Stored items from a collection:
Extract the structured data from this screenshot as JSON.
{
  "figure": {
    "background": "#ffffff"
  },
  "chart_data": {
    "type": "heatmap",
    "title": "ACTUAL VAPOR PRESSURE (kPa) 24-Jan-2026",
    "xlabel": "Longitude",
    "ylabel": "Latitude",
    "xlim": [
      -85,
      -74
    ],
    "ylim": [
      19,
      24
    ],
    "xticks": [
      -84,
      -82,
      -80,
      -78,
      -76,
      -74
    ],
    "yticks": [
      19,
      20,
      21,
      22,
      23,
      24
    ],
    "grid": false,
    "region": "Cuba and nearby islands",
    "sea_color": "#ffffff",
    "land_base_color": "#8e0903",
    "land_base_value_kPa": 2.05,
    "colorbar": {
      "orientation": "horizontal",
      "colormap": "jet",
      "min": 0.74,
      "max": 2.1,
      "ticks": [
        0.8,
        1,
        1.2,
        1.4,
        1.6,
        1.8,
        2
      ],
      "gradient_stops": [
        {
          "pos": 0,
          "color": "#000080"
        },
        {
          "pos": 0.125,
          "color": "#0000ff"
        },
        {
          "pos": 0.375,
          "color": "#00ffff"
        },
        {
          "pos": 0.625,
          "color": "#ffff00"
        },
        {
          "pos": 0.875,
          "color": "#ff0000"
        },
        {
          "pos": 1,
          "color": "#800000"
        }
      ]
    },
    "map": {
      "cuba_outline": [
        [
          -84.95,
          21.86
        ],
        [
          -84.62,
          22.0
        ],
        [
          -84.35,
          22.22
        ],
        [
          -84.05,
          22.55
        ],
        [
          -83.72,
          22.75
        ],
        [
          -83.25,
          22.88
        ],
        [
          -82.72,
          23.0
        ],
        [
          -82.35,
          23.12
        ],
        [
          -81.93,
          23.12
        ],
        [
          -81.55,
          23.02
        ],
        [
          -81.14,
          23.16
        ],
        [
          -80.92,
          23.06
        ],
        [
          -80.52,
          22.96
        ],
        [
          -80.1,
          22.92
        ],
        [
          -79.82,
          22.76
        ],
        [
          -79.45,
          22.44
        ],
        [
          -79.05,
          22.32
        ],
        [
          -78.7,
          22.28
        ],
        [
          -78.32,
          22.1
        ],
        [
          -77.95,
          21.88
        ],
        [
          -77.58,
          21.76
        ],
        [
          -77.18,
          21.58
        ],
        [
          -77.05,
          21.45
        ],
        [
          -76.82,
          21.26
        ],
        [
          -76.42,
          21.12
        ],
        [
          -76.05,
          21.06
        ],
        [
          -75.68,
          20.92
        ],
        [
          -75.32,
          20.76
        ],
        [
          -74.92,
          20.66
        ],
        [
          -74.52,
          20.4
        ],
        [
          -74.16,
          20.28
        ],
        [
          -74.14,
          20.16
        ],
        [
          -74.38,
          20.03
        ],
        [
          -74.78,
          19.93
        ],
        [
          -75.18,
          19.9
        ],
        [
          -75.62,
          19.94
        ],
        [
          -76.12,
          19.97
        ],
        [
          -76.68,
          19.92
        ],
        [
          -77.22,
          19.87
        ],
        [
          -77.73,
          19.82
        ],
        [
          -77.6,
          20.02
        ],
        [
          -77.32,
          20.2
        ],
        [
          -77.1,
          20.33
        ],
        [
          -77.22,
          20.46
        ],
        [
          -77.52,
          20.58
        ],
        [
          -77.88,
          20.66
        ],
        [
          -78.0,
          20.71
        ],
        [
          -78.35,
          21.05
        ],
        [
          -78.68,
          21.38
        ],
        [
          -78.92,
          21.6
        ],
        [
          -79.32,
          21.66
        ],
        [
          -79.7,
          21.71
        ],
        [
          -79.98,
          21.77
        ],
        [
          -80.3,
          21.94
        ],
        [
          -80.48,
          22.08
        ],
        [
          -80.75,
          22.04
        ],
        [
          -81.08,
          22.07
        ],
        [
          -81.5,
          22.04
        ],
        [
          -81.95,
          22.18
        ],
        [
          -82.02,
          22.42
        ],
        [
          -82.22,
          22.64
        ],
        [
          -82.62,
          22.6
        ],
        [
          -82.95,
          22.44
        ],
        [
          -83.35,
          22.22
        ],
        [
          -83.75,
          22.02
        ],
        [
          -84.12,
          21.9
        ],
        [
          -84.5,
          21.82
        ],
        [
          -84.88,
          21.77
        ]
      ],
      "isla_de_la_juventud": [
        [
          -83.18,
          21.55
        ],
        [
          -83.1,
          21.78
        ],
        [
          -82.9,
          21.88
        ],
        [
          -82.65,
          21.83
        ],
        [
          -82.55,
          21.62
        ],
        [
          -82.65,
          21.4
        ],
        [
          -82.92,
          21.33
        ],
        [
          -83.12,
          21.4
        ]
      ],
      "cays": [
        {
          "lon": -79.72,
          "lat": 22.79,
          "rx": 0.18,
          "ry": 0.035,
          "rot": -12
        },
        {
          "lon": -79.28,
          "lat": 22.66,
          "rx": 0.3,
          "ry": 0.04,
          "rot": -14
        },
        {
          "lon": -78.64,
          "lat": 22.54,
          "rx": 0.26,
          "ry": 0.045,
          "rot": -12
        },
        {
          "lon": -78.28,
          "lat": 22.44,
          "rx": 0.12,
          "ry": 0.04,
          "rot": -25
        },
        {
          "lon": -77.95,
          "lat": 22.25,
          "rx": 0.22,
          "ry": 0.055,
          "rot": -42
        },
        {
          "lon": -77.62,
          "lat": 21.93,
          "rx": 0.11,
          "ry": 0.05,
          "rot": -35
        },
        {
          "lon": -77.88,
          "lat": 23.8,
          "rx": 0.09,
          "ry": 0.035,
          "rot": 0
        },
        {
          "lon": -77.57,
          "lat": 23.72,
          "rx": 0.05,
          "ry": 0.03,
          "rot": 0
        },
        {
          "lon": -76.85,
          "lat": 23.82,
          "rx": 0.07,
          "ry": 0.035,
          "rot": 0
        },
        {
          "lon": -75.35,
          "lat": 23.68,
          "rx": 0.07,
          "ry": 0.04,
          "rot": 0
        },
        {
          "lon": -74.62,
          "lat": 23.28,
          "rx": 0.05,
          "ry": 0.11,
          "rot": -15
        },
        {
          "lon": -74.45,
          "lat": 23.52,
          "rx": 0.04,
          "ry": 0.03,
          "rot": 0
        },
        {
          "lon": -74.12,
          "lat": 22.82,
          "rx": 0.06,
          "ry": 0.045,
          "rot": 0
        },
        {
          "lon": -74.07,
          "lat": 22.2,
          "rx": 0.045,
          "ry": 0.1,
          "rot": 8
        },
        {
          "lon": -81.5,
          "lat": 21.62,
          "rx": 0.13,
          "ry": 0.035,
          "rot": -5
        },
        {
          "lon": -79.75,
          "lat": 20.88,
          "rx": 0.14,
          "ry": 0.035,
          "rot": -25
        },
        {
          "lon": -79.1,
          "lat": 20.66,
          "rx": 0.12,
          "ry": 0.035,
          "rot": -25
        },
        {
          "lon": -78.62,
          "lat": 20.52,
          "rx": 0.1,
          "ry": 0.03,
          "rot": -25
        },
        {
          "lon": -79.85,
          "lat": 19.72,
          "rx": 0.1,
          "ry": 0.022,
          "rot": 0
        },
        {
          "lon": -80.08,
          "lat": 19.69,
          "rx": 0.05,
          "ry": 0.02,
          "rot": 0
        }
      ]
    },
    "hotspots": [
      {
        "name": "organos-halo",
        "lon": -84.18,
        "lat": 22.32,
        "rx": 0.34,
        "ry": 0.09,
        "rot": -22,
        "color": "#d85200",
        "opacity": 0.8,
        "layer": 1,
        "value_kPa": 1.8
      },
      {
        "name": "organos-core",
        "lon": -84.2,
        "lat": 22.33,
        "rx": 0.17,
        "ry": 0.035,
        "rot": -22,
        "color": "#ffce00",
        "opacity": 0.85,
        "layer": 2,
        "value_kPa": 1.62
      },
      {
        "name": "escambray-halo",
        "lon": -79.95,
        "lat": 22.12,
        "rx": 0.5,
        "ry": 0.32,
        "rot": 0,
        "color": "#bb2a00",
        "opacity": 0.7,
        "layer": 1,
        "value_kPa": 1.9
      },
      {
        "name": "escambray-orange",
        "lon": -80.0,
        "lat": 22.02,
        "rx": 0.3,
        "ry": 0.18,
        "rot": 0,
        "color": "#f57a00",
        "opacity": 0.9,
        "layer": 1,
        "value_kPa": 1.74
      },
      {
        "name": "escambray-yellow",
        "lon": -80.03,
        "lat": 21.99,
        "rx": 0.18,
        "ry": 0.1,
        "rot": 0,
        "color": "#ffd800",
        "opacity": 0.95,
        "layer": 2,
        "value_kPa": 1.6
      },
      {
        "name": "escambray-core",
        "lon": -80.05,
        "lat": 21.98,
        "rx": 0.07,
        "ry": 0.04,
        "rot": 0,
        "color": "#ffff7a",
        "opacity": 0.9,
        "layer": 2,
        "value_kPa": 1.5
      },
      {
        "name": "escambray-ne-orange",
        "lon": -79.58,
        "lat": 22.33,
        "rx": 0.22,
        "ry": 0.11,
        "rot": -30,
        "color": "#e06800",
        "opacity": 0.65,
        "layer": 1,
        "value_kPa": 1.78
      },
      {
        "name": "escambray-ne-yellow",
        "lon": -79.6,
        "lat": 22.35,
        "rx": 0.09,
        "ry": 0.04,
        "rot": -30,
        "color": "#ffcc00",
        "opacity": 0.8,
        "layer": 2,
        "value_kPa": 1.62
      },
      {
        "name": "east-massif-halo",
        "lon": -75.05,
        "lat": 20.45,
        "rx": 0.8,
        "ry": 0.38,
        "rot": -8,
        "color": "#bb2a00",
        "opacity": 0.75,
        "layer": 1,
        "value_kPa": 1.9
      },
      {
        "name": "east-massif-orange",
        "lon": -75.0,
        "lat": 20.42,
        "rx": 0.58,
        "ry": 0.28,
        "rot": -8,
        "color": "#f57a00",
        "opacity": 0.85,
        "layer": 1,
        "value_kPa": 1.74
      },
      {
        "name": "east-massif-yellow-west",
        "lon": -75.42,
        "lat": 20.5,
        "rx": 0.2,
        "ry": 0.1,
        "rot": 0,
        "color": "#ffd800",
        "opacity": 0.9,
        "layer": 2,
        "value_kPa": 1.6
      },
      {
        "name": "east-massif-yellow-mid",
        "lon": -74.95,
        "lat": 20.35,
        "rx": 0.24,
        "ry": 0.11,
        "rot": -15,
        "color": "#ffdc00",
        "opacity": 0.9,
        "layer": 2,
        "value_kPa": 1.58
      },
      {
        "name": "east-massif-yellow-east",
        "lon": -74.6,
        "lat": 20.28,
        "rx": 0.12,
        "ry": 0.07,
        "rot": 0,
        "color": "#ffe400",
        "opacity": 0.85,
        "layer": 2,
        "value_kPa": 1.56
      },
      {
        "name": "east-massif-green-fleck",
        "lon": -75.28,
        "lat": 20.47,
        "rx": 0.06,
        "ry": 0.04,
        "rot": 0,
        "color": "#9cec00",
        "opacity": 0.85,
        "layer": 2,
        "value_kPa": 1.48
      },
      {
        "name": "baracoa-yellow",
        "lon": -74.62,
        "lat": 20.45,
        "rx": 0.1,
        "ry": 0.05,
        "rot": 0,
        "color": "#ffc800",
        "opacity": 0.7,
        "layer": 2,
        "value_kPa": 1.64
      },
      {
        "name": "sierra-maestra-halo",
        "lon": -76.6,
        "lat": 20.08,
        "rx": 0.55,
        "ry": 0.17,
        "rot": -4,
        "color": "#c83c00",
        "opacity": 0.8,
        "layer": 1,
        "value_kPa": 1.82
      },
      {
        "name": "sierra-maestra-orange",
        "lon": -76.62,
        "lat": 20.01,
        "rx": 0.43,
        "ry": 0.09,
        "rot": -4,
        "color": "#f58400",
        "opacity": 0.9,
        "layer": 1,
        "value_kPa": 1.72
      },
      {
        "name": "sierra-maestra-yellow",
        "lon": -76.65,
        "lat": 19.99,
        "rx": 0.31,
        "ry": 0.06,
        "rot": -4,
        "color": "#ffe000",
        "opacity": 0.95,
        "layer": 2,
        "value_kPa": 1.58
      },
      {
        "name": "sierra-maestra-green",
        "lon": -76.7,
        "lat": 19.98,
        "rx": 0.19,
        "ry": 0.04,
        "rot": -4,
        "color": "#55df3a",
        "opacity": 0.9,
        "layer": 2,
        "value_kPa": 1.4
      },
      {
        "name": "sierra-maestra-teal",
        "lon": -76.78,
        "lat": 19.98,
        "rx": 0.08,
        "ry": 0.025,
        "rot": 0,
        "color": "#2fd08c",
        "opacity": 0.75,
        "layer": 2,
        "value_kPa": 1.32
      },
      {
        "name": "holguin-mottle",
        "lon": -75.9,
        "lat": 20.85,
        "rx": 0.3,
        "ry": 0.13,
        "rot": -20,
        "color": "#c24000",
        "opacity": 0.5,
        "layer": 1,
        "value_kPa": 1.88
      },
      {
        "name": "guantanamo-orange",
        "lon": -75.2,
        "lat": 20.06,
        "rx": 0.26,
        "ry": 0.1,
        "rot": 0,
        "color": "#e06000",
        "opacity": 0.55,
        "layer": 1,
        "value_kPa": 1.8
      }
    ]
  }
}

[Your goal] Select every line in the material above where the string "east" occurs, and copy it.

[Output for this exercise]
        "name": "east-massif-halo",
        "name": "east-massif-orange",
        "name": "east-massif-yellow-west",
        "name": "east-massif-yellow-mid",
        "name": "east-massif-yellow-east",
        "name": "east-massif-green-fleck",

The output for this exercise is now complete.